• What to produce
Images embedded in the records are excluded; print everything else exactly as given.

□ □ □ □ □

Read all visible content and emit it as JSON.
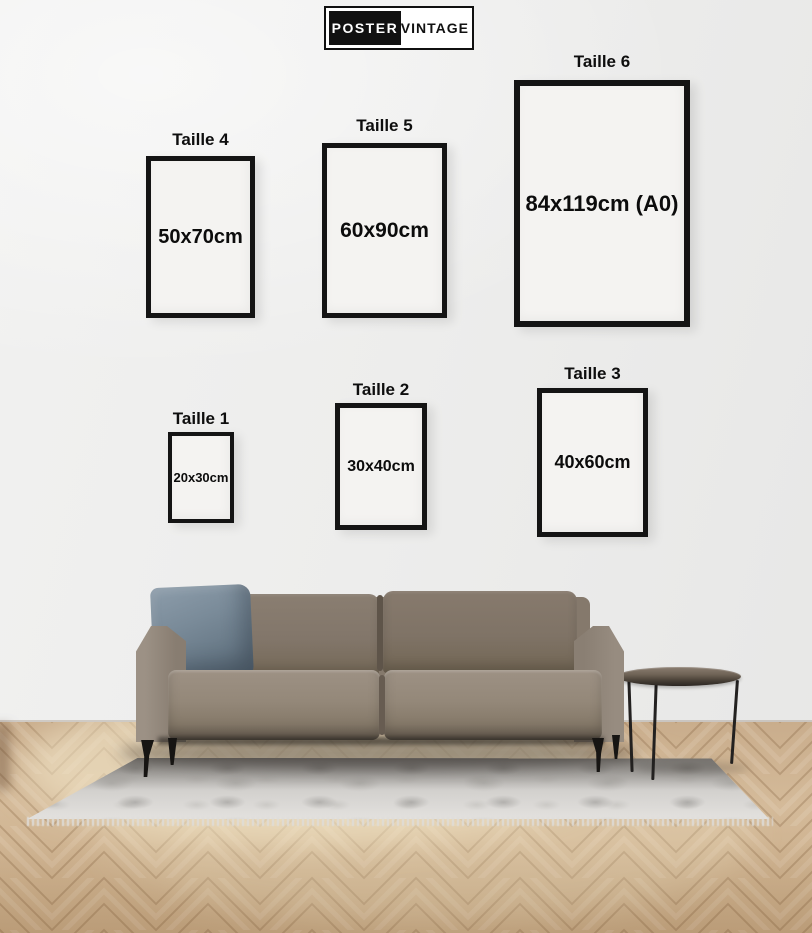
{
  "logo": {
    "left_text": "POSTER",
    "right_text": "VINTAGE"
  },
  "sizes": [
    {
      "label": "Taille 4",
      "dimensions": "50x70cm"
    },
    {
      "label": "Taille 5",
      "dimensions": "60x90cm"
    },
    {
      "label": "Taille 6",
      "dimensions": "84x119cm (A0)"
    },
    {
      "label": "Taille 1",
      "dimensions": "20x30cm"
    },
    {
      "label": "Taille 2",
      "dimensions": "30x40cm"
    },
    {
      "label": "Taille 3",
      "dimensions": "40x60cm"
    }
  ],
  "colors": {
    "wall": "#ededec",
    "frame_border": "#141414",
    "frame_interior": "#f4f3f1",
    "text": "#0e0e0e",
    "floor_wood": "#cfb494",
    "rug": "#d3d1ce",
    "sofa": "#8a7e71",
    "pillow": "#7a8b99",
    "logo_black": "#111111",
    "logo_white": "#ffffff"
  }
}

□ □ □ □ □

• Solution to the problem
Read all visible content and emit it as JSON.
{
  "logo": {
    "left_text": "POSTER",
    "right_text": "VINTAGE"
  },
  "sizes": [
    {
      "label": "Taille 4",
      "dimensions": "50x70cm"
    },
    {
      "label": "Taille 5",
      "dimensions": "60x90cm"
    },
    {
      "label": "Taille 6",
      "dimensions": "84x119cm (A0)"
    },
    {
      "label": "Taille 1",
      "dimensions": "20x30cm"
    },
    {
      "label": "Taille 2",
      "dimensions": "30x40cm"
    },
    {
      "label": "Taille 3",
      "dimensions": "40x60cm"
    }
  ],
  "colors": {
    "wall": "#ededec",
    "frame_border": "#141414",
    "frame_interior": "#f4f3f1",
    "text": "#0e0e0e",
    "floor_wood": "#cfb494",
    "rug": "#d3d1ce",
    "sofa": "#8a7e71",
    "pillow": "#7a8b99",
    "logo_black": "#111111",
    "logo_white": "#ffffff"
  }
}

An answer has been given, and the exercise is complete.